Present the following data again exactly as it is shown.

=== DATA RECORDS ===
━━━━━━━━━━━━━━━━

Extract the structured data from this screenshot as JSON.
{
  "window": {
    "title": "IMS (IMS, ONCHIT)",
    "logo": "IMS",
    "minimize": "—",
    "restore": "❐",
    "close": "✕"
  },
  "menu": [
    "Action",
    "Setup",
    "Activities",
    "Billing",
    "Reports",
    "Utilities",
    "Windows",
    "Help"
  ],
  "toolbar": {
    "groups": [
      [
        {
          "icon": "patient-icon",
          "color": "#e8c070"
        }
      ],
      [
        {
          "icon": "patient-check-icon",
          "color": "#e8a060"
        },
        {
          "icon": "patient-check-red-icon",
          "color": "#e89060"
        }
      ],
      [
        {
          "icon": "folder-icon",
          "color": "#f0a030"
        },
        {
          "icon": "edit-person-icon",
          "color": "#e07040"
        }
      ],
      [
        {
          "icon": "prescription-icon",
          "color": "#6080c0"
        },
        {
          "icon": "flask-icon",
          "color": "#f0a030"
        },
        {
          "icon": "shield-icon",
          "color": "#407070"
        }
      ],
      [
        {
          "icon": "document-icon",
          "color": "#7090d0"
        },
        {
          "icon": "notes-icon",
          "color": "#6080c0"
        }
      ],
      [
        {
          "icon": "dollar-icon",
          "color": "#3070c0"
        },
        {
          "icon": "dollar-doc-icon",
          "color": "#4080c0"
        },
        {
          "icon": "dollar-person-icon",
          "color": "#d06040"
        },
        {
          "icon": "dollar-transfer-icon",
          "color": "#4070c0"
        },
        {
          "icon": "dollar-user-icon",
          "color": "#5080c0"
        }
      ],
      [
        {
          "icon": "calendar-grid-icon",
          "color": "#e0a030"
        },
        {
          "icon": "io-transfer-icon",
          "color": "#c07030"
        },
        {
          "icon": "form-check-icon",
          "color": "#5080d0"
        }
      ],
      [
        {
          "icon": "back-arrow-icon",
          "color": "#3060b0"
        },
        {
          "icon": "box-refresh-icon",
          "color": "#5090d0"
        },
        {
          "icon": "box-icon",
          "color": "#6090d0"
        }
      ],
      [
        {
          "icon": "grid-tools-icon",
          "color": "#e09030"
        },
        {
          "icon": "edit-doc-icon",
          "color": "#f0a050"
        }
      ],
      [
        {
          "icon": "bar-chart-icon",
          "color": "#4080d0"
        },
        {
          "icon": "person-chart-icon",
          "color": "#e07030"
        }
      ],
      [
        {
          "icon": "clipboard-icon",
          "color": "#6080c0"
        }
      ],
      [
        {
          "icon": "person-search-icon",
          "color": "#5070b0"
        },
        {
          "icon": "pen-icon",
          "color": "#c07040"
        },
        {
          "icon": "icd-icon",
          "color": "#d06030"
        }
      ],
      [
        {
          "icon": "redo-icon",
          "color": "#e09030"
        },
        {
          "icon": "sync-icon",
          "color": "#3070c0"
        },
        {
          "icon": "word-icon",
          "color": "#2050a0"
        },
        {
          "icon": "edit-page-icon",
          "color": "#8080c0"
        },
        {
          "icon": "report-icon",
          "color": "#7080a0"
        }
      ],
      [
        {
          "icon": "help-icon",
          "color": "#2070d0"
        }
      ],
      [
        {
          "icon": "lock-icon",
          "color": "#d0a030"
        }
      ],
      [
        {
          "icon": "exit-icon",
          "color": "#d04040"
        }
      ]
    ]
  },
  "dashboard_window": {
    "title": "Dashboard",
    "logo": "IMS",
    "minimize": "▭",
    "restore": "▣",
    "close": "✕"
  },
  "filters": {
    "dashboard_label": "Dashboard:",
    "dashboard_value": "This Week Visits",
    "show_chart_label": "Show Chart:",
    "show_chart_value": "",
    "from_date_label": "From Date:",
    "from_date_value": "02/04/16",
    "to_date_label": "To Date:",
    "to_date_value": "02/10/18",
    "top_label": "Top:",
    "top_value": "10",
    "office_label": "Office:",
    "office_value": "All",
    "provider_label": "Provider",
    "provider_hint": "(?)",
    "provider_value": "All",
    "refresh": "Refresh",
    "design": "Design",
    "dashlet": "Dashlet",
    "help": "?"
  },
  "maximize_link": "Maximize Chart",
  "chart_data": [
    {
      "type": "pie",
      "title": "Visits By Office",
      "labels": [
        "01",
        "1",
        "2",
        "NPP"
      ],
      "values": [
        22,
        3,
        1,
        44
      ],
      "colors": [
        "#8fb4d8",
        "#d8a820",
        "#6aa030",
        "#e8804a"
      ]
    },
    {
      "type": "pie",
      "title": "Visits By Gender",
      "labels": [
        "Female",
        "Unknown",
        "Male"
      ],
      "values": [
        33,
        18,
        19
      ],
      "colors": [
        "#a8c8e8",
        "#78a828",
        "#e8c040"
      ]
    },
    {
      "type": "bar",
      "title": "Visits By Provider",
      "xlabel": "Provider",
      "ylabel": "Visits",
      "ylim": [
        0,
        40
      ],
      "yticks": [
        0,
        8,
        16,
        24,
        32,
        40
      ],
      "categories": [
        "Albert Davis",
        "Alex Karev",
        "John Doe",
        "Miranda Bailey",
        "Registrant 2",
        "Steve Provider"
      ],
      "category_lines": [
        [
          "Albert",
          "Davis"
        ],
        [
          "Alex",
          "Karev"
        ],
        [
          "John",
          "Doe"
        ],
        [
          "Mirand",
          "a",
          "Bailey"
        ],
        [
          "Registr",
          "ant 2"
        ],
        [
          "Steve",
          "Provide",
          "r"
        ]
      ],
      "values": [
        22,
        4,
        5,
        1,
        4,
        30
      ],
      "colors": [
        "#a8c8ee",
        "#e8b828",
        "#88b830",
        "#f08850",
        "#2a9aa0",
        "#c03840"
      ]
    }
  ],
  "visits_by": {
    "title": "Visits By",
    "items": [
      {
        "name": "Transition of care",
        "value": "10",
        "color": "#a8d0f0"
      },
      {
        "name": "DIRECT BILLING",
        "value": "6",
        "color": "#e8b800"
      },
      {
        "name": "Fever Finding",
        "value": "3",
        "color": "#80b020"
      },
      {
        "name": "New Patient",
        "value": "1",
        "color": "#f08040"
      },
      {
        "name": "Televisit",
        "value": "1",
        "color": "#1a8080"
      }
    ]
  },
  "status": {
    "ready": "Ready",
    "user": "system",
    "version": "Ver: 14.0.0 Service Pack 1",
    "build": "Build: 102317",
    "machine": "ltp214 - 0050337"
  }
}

━━━━━━━━━━━━━━━━

=== EXPECTED OUTPUT ===
Extract the structured data from this screenshot as JSON.
{
  "window": {
    "title": "IMS (IMS, ONCHIT)",
    "logo": "IMS",
    "minimize": "—",
    "restore": "❐",
    "close": "✕"
  },
  "menu": [
    "Action",
    "Setup",
    "Activities",
    "Billing",
    "Reports",
    "Utilities",
    "Windows",
    "Help"
  ],
  "toolbar": {
    "groups": [
      [
        {
          "icon": "patient-icon",
          "color": "#e8c070"
        }
      ],
      [
        {
          "icon": "patient-check-icon",
          "color": "#e8a060"
        },
        {
          "icon": "patient-check-red-icon",
          "color": "#e89060"
        }
      ],
      [
        {
          "icon": "folder-icon",
          "color": "#f0a030"
        },
        {
          "icon": "edit-person-icon",
          "color": "#e07040"
        }
      ],
      [
        {
          "icon": "prescription-icon",
          "color": "#6080c0"
        },
        {
          "icon": "flask-icon",
          "color": "#f0a030"
        },
        {
          "icon": "shield-icon",
          "color": "#407070"
        }
      ],
      [
        {
          "icon": "document-icon",
          "color": "#7090d0"
        },
        {
          "icon": "notes-icon",
          "color": "#6080c0"
        }
      ],
      [
        {
          "icon": "dollar-icon",
          "color": "#3070c0"
        },
        {
          "icon": "dollar-doc-icon",
          "color": "#4080c0"
        },
        {
          "icon": "dollar-person-icon",
          "color": "#d06040"
        },
        {
          "icon": "dollar-transfer-icon",
          "color": "#4070c0"
        },
        {
          "icon": "dollar-user-icon",
          "color": "#5080c0"
        }
      ],
      [
        {
          "icon": "calendar-grid-icon",
          "color": "#e0a030"
        },
        {
          "icon": "io-transfer-icon",
          "color": "#c07030"
        },
        {
          "icon": "form-check-icon",
          "color": "#5080d0"
        }
      ],
      [
        {
          "icon": "back-arrow-icon",
          "color": "#3060b0"
        },
        {
          "icon": "box-refresh-icon",
          "color": "#5090d0"
        },
        {
          "icon": "box-icon",
          "color": "#6090d0"
        }
      ],
      [
        {
          "icon": "grid-tools-icon",
          "color": "#e09030"
        },
        {
          "icon": "edit-doc-icon",
          "color": "#f0a050"
        }
      ],
      [
        {
          "icon": "bar-chart-icon",
          "color": "#4080d0"
        },
        {
          "icon": "person-chart-icon",
          "color": "#e07030"
        }
      ],
      [
        {
          "icon": "clipboard-icon",
          "color": "#6080c0"
        }
      ],
      [
        {
          "icon": "person-search-icon",
          "color": "#5070b0"
        },
        {
          "icon": "pen-icon",
          "color": "#c07040"
        },
        {
          "icon": "icd-icon",
          "color": "#d06030"
        }
      ],
      [
        {
          "icon": "redo-icon",
          "color": "#e09030"
        },
        {
          "icon": "sync-icon",
          "color": "#3070c0"
        },
        {
          "icon": "word-icon",
          "color": "#2050a0"
        },
        {
          "icon": "edit-page-icon",
          "color": "#8080c0"
        },
        {
          "icon": "report-icon",
          "color": "#7080a0"
        }
      ],
      [
        {
          "icon": "help-icon",
          "color": "#2070d0"
        }
      ],
      [
        {
          "icon": "lock-icon",
          "color": "#d0a030"
        }
      ],
      [
        {
          "icon": "exit-icon",
          "color": "#d04040"
        }
      ]
    ]
  },
  "dashboard_window": {
    "title": "Dashboard",
    "logo": "IMS",
    "minimize": "▭",
    "restore": "▣",
    "close": "✕"
  },
  "filters": {
    "dashboard_label": "Dashboard:",
    "dashboard_value": "This Week Visits",
    "show_chart_label": "Show Chart:",
    "show_chart_value": "",
    "from_date_label": "From Date:",
    "from_date_value": "02/04/16",
    "to_date_label": "To Date:",
    "to_date_value": "02/10/18",
    "top_label": "Top:",
    "top_value": "10",
    "office_label": "Office:",
    "office_value": "All",
    "provider_label": "Provider",
    "provider_hint": "(?)",
    "provider_value": "All",
    "refresh": "Refresh",
    "design": "Design",
    "dashlet": "Dashlet",
    "help": "?"
  },
  "maximize_link": "Maximize Chart",
  "chart_data": [
    {
      "type": "pie",
      "title": "Visits By Office",
      "labels": [
        "01",
        "1",
        "2",
        "NPP"
      ],
      "values": [
        22,
        3,
        1,
        44
      ],
      "colors": [
        "#8fb4d8",
        "#d8a820",
        "#6aa030",
        "#e8804a"
      ]
    },
    {
      "type": "pie",
      "title": "Visits By Gender",
      "labels": [
        "Female",
        "Unknown",
        "Male"
      ],
      "values": [
        33,
        18,
        19
      ],
      "colors": [
        "#a8c8e8",
        "#78a828",
        "#e8c040"
      ]
    },
    {
      "type": "bar",
      "title": "Visits By Provider",
      "xlabel": "Provider",
      "ylabel": "Visits",
      "ylim": [
        0,
        40
      ],
      "yticks": [
        0,
        8,
        16,
        24,
        32,
        40
      ],
      "categories": [
        "Albert Davis",
        "Alex Karev",
        "John Doe",
        "Miranda Bailey",
        "Registrant 2",
        "Steve Provider"
      ],
      "category_lines": [
        [
          "Albert",
          "Davis"
        ],
        [
          "Alex",
          "Karev"
        ],
        [
          "John",
          "Doe"
        ],
        [
          "Mirand",
          "a",
          "Bailey"
        ],
        [
          "Registr",
          "ant 2"
        ],
        [
          "Steve",
          "Provide",
          "r"
        ]
      ],
      "values": [
        22,
        4,
        5,
        1,
        4,
        30
      ],
      "colors": [
        "#a8c8ee",
        "#e8b828",
        "#88b830",
        "#f08850",
        "#2a9aa0",
        "#c03840"
      ]
    }
  ],
  "visits_by": {
    "title": "Visits By",
    "items": [
      {
        "name": "Transition of care",
        "value": "10",
        "color": "#a8d0f0"
      },
      {
        "name": "DIRECT BILLING",
        "value": "6",
        "color": "#e8b800"
      },
      {
        "name": "Fever Finding",
        "value": "3",
        "color": "#80b020"
      },
      {
        "name": "New Patient",
        "value": "1",
        "color": "#f08040"
      },
      {
        "name": "Televisit",
        "value": "1",
        "color": "#1a8080"
      }
    ]
  },
  "status": {
    "ready": "Ready",
    "user": "system",
    "version": "Ver: 14.0.0 Service Pack 1",
    "build": "Build: 102317",
    "machine": "ltp214 - 0050337"
  }
}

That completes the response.